- **DO THIS**:
Return all lines from the listing below in which the string "marketing" occurs.

Data records:
────────────────
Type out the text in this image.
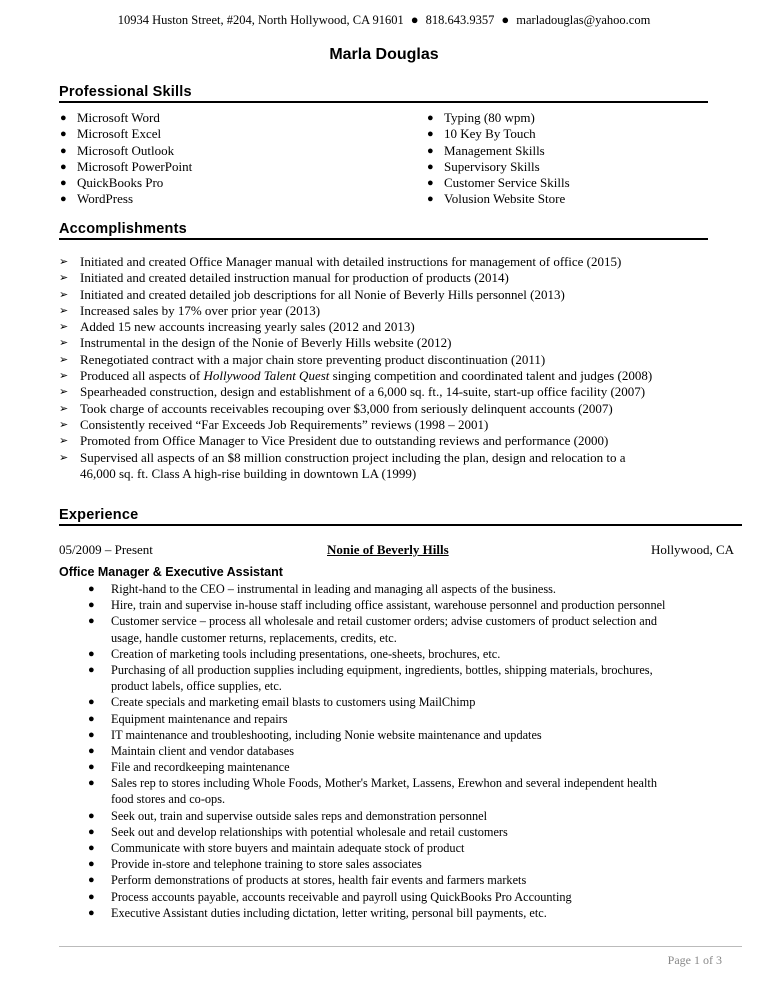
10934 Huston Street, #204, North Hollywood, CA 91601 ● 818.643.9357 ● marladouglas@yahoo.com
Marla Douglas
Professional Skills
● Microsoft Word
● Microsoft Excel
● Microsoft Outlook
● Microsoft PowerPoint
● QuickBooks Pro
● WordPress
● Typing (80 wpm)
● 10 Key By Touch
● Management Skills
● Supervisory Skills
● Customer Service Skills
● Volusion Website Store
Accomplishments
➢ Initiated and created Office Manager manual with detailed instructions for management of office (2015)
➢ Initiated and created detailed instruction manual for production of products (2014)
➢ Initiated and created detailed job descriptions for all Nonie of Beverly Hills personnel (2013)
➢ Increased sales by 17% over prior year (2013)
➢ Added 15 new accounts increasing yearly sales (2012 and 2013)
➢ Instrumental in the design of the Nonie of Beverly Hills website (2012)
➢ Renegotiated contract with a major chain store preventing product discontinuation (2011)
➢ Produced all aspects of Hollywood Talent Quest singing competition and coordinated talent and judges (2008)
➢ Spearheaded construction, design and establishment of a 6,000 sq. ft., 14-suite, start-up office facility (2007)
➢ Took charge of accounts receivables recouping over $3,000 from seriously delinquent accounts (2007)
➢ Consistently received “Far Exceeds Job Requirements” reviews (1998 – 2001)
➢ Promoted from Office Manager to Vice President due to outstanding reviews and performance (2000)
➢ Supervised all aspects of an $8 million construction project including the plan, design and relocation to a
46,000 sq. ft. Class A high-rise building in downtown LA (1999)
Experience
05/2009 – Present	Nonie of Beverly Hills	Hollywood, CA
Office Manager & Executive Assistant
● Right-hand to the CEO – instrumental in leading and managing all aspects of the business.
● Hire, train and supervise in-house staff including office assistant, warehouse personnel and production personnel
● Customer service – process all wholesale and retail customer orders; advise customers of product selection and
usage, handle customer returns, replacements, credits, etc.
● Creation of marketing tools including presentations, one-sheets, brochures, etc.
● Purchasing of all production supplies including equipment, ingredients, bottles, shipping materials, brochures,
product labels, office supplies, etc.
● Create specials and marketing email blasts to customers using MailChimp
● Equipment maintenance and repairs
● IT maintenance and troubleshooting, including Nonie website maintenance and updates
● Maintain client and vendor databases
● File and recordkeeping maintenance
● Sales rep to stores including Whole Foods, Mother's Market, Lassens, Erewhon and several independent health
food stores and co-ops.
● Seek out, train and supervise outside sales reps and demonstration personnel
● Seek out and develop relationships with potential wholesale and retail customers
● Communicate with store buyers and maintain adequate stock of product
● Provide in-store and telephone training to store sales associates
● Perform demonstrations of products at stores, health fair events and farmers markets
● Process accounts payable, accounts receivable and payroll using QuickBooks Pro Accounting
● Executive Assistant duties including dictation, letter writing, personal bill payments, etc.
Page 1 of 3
────────────────
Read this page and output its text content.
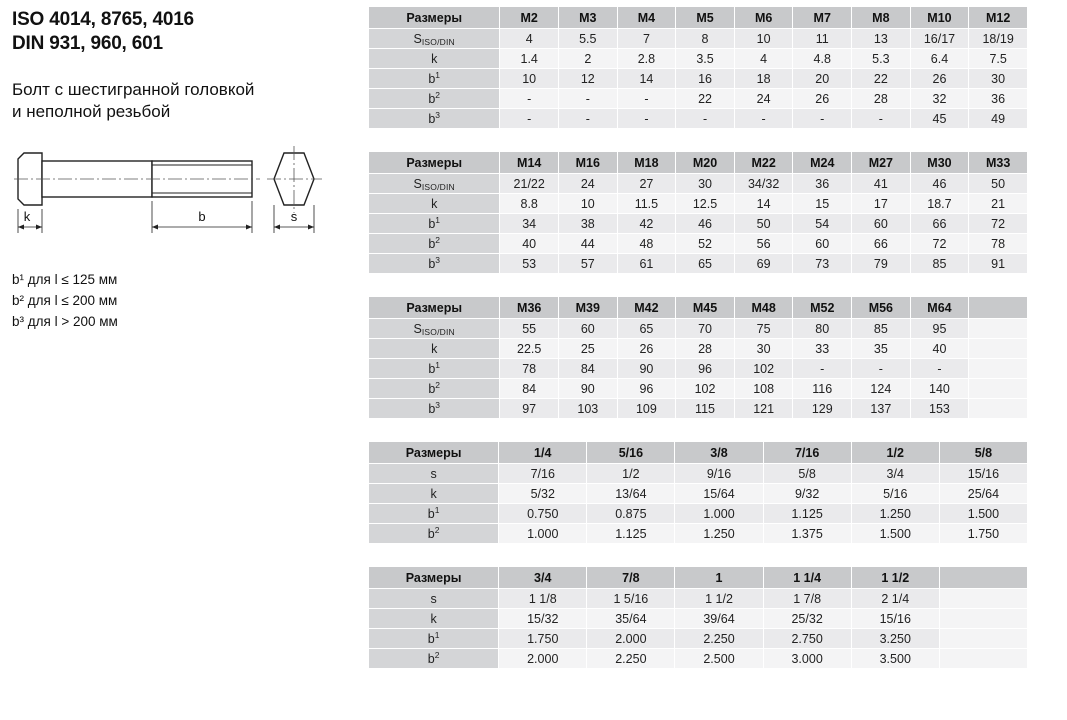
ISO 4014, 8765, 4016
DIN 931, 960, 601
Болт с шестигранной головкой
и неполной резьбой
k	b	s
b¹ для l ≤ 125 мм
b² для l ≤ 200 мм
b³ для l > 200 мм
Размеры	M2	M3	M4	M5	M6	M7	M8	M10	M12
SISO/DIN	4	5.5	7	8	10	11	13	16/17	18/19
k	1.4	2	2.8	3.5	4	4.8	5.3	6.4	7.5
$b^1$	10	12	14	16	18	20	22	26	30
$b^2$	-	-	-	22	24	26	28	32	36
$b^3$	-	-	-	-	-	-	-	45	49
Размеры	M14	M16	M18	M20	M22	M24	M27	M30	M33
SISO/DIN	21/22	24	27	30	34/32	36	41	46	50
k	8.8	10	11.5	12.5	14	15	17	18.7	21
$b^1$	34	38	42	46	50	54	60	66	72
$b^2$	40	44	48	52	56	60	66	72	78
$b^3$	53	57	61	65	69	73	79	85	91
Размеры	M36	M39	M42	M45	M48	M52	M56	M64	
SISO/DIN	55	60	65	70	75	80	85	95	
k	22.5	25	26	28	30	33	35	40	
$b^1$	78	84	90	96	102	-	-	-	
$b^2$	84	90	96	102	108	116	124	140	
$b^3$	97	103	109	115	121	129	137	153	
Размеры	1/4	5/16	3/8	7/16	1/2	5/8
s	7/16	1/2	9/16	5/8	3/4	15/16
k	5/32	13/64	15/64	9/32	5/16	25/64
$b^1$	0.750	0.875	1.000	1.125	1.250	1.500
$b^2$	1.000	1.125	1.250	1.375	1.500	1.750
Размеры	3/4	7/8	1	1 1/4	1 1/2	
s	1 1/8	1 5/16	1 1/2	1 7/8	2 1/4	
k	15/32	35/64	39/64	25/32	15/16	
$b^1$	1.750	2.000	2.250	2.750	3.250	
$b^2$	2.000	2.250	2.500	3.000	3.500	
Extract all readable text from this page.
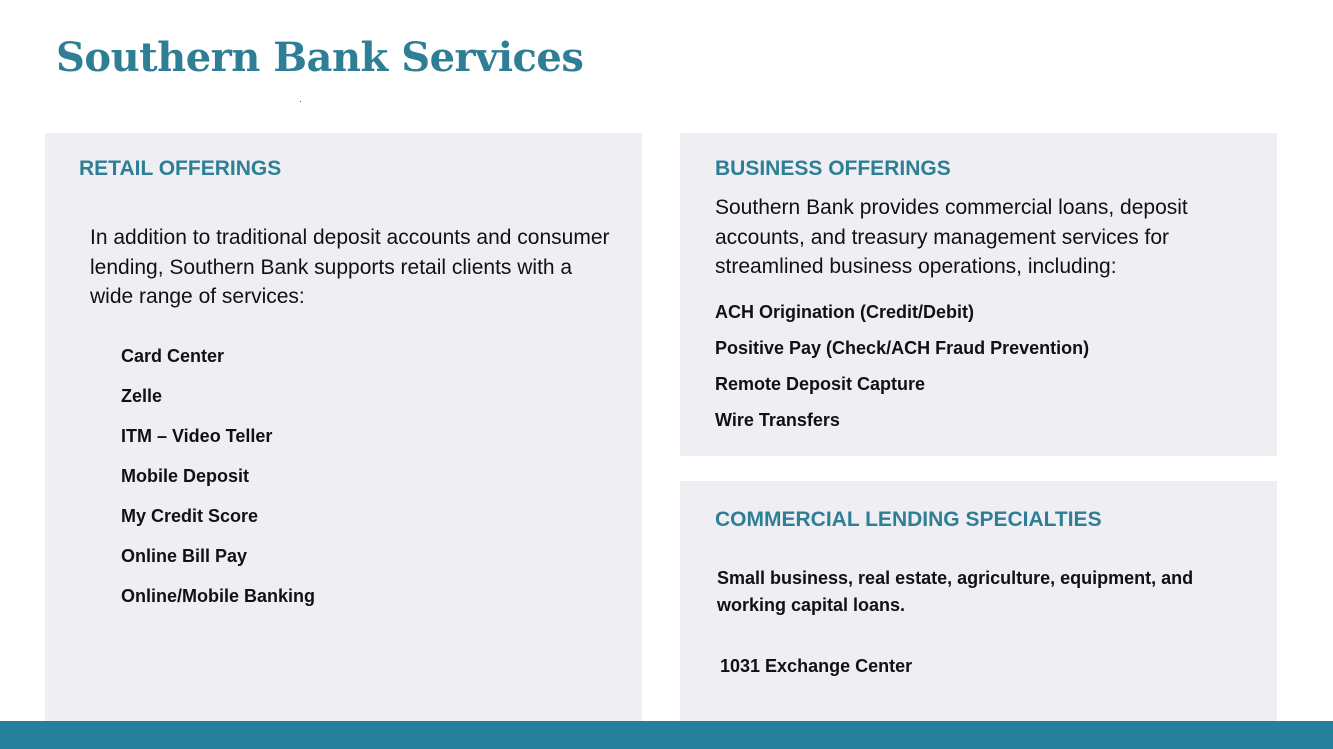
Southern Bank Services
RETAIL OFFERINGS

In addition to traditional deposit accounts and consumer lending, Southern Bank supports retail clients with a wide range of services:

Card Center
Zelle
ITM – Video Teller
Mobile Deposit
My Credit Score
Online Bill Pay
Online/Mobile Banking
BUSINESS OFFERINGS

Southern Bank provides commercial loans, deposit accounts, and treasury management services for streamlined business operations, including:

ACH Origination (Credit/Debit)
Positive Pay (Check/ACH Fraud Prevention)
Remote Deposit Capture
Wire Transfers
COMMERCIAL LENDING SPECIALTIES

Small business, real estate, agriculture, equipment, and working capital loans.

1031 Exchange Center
────────────────
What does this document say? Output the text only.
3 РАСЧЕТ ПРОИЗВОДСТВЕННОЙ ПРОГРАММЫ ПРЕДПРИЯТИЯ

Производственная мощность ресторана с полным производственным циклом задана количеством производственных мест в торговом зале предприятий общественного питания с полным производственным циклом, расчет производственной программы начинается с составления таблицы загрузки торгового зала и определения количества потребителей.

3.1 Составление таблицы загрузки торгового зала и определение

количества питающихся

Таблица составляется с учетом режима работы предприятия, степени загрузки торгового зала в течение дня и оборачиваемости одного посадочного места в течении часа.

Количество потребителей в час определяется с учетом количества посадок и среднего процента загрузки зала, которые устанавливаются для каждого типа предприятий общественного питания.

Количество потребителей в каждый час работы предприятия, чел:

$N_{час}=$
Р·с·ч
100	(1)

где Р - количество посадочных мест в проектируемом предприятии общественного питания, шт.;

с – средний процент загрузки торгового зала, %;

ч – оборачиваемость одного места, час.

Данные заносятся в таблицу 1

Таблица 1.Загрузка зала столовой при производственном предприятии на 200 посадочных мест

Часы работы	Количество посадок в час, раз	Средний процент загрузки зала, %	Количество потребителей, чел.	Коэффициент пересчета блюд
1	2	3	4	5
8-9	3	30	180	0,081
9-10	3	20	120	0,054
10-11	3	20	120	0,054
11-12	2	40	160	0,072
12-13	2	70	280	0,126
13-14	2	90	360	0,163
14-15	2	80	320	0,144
────────────────
- **ANSWER TO THIS EXERCISE**:
● Creation of marketing tools including presentations, one-sheets, brochures, etc.
● Create specials and marketing email blasts to customers using MailChimp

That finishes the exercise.